═══ Data supplied

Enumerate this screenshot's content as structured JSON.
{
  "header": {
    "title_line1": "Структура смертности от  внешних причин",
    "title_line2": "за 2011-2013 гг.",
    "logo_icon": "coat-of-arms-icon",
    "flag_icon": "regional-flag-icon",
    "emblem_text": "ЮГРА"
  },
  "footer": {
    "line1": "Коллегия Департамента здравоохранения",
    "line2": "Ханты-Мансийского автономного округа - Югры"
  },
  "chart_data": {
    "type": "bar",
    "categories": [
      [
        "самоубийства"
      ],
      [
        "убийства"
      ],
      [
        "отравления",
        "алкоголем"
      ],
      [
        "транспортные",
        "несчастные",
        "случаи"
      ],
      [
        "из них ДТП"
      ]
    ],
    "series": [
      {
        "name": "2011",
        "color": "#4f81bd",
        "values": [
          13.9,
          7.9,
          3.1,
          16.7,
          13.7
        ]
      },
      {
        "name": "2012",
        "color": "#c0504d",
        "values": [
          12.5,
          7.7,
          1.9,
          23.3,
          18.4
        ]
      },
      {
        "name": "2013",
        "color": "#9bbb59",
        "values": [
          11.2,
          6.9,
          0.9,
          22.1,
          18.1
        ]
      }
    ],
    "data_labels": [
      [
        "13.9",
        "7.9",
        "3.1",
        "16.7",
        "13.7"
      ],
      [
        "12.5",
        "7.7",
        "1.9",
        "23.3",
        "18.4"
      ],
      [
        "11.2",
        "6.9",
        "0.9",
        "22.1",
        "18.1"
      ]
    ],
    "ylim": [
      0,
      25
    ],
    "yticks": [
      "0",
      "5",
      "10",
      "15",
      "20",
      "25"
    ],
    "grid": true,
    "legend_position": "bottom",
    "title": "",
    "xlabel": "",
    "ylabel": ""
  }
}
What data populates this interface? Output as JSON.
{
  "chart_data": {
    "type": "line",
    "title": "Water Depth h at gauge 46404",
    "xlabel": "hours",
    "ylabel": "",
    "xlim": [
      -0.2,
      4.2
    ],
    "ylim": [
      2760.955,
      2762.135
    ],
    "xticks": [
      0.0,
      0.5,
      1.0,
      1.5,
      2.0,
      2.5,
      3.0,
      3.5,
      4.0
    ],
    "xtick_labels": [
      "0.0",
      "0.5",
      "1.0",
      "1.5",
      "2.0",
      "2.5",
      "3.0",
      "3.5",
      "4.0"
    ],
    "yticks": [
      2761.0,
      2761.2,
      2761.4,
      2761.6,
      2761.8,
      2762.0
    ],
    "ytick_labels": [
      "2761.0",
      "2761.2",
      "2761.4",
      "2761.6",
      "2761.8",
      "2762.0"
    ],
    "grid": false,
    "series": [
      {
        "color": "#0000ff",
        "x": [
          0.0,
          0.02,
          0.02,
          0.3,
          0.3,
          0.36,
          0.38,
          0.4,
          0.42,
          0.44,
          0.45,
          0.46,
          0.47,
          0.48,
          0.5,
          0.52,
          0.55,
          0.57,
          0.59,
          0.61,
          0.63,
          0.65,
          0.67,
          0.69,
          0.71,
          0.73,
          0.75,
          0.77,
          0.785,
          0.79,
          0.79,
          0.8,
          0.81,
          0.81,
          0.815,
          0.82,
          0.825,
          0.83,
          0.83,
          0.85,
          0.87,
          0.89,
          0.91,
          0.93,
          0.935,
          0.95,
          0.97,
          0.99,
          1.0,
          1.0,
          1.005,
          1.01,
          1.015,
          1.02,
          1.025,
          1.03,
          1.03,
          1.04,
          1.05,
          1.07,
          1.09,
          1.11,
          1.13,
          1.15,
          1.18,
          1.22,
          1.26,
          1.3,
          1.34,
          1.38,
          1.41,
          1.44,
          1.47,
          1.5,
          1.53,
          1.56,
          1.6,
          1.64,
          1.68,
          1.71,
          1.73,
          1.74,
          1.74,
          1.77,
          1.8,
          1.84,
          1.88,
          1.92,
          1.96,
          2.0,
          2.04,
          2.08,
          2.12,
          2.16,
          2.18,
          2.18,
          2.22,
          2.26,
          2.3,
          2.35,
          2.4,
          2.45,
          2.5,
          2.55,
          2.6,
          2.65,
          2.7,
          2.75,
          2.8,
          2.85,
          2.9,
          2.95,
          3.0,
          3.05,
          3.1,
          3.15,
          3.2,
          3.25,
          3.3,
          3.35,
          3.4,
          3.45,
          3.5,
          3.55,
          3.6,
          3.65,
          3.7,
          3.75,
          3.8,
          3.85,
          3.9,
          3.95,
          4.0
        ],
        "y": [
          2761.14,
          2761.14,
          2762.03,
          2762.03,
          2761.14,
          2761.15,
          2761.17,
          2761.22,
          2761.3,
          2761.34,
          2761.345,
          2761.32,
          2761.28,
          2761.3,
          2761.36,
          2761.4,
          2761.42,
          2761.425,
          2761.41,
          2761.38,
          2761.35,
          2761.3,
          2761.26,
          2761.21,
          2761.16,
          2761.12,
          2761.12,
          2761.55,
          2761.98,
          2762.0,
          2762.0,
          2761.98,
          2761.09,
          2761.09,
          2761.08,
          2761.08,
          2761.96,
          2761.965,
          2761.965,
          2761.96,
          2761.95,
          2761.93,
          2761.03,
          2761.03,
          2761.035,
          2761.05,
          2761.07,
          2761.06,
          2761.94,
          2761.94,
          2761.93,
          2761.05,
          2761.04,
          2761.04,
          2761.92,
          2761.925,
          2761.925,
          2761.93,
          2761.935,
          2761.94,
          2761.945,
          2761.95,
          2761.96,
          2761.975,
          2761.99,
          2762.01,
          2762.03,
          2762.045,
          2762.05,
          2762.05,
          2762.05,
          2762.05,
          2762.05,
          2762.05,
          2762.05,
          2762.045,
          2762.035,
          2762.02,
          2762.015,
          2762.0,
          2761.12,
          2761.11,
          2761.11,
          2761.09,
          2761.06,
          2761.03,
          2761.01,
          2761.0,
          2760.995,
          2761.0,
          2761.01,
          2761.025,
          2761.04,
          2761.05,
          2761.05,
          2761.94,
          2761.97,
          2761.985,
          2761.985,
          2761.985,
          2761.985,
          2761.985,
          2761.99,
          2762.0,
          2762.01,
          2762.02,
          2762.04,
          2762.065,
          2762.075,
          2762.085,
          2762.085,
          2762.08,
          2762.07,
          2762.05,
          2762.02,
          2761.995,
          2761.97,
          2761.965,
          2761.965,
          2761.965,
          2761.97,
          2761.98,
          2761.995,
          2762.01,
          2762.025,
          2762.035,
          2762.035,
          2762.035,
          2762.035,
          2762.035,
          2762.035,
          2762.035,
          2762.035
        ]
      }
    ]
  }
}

══════

[Exercise task] Write the listing out again, exactly as shown above.

[Answer for the task]
Enumerate this screenshot's content as structured JSON.
{
  "header": {
    "title_line1": "Структура смертности от  внешних причин",
    "title_line2": "за 2011-2013 гг.",
    "logo_icon": "coat-of-arms-icon",
    "flag_icon": "regional-flag-icon",
    "emblem_text": "ЮГРА"
  },
  "footer": {
    "line1": "Коллегия Департамента здравоохранения",
    "line2": "Ханты-Мансийского автономного округа - Югры"
  },
  "chart_data": {
    "type": "bar",
    "categories": [
      [
        "самоубийства"
      ],
      [
        "убийства"
      ],
      [
        "отравления",
        "алкоголем"
      ],
      [
        "транспортные",
        "несчастные",
        "случаи"
      ],
      [
        "из них ДТП"
      ]
    ],
    "series": [
      {
        "name": "2011",
        "color": "#4f81bd",
        "values": [
          13.9,
          7.9,
          3.1,
          16.7,
          13.7
        ]
      },
      {
        "name": "2012",
        "color": "#c0504d",
        "values": [
          12.5,
          7.7,
          1.9,
          23.3,
          18.4
        ]
      },
      {
        "name": "2013",
        "color": "#9bbb59",
        "values": [
          11.2,
          6.9,
          0.9,
          22.1,
          18.1
        ]
      }
    ],
    "data_labels": [
      [
        "13.9",
        "7.9",
        "3.1",
        "16.7",
        "13.7"
      ],
      [
        "12.5",
        "7.7",
        "1.9",
        "23.3",
        "18.4"
      ],
      [
        "11.2",
        "6.9",
        "0.9",
        "22.1",
        "18.1"
      ]
    ],
    "ylim": [
      0,
      25
    ],
    "yticks": [
      "0",
      "5",
      "10",
      "15",
      "20",
      "25"
    ],
    "grid": true,
    "legend_position": "bottom",
    "title": "",
    "xlabel": "",
    "ylabel": ""
  }
}
What data populates this interface? Output as JSON.
{
  "chart_data": {
    "type": "line",
    "title": "Water Depth h at gauge 46404",
    "xlabel": "hours",
    "ylabel": "",
    "xlim": [
      -0.2,
      4.2
    ],
    "ylim": [
      2760.955,
      2762.135
    ],
    "xticks": [
      0.0,
      0.5,
      1.0,
      1.5,
      2.0,
      2.5,
      3.0,
      3.5,
      4.0
    ],
    "xtick_labels": [
      "0.0",
      "0.5",
      "1.0",
      "1.5",
      "2.0",
      "2.5",
      "3.0",
      "3.5",
      "4.0"
    ],
    "yticks": [
      2761.0,
      2761.2,
      2761.4,
      2761.6,
      2761.8,
      2762.0
    ],
    "ytick_labels": [
      "2761.0",
      "2761.2",
      "2761.4",
      "2761.6",
      "2761.8",
      "2762.0"
    ],
    "grid": false,
    "series": [
      {
        "color": "#0000ff",
        "x": [
          0.0,
          0.02,
          0.02,
          0.3,
          0.3,
          0.36,
          0.38,
          0.4,
          0.42,
          0.44,
          0.45,
          0.46,
          0.47,
          0.48,
          0.5,
          0.52,
          0.55,
          0.57,
          0.59,
          0.61,
          0.63,
          0.65,
          0.67,
          0.69,
          0.71,
          0.73,
          0.75,
          0.77,
          0.785,
          0.79,
          0.79,
          0.8,
          0.81,
          0.81,
          0.815,
          0.82,
          0.825,
          0.83,
          0.83,
          0.85,
          0.87,
          0.89,
          0.91,
          0.93,
          0.935,
          0.95,
          0.97,
          0.99,
          1.0,
          1.0,
          1.005,
          1.01,
          1.015,
          1.02,
          1.025,
          1.03,
          1.03,
          1.04,
          1.05,
          1.07,
          1.09,
          1.11,
          1.13,
          1.15,
          1.18,
          1.22,
          1.26,
          1.3,
          1.34,
          1.38,
          1.41,
          1.44,
          1.47,
          1.5,
          1.53,
          1.56,
          1.6,
          1.64,
          1.68,
          1.71,
          1.73,
          1.74,
          1.74,
          1.77,
          1.8,
          1.84,
          1.88,
          1.92,
          1.96,
          2.0,
          2.04,
          2.08,
          2.12,
          2.16,
          2.18,
          2.18,
          2.22,
          2.26,
          2.3,
          2.35,
          2.4,
          2.45,
          2.5,
          2.55,
          2.6,
          2.65,
          2.7,
          2.75,
          2.8,
          2.85,
          2.9,
          2.95,
          3.0,
          3.05,
          3.1,
          3.15,
          3.2,
          3.25,
          3.3,
          3.35,
          3.4,
          3.45,
          3.5,
          3.55,
          3.6,
          3.65,
          3.7,
          3.75,
          3.8,
          3.85,
          3.9,
          3.95,
          4.0
        ],
        "y": [
          2761.14,
          2761.14,
          2762.03,
          2762.03,
          2761.14,
          2761.15,
          2761.17,
          2761.22,
          2761.3,
          2761.34,
          2761.345,
          2761.32,
          2761.28,
          2761.3,
          2761.36,
          2761.4,
          2761.42,
          2761.425,
          2761.41,
          2761.38,
          2761.35,
          2761.3,
          2761.26,
          2761.21,
          2761.16,
          2761.12,
          2761.12,
          2761.55,
          2761.98,
          2762.0,
          2762.0,
          2761.98,
          2761.09,
          2761.09,
          2761.08,
          2761.08,
          2761.96,
          2761.965,
          2761.965,
          2761.96,
          2761.95,
          2761.93,
          2761.03,
          2761.03,
          2761.035,
          2761.05,
          2761.07,
          2761.06,
          2761.94,
          2761.94,
          2761.93,
          2761.05,
          2761.04,
          2761.04,
          2761.92,
          2761.925,
          2761.925,
          2761.93,
          2761.935,
          2761.94,
          2761.945,
          2761.95,
          2761.96,
          2761.975,
          2761.99,
          2762.01,
          2762.03,
          2762.045,
          2762.05,
          2762.05,
          2762.05,
          2762.05,
          2762.05,
          2762.05,
          2762.05,
          2762.045,
          2762.035,
          2762.02,
          2762.015,
          2762.0,
          2761.12,
          2761.11,
          2761.11,
          2761.09,
          2761.06,
          2761.03,
          2761.01,
          2761.0,
          2760.995,
          2761.0,
          2761.01,
          2761.025,
          2761.04,
          2761.05,
          2761.05,
          2761.94,
          2761.97,
          2761.985,
          2761.985,
          2761.985,
          2761.985,
          2761.985,
          2761.99,
          2762.0,
          2762.01,
          2762.02,
          2762.04,
          2762.065,
          2762.075,
          2762.085,
          2762.085,
          2762.08,
          2762.07,
          2762.05,
          2762.02,
          2761.995,
          2761.97,
          2761.965,
          2761.965,
          2761.965,
          2761.97,
          2761.98,
          2761.995,
          2762.01,
          2762.025,
          2762.035,
          2762.035,
          2762.035,
          2762.035,
          2762.035,
          2762.035,
          2762.035,
          2762.035
        ]
      }
    ]
  }
}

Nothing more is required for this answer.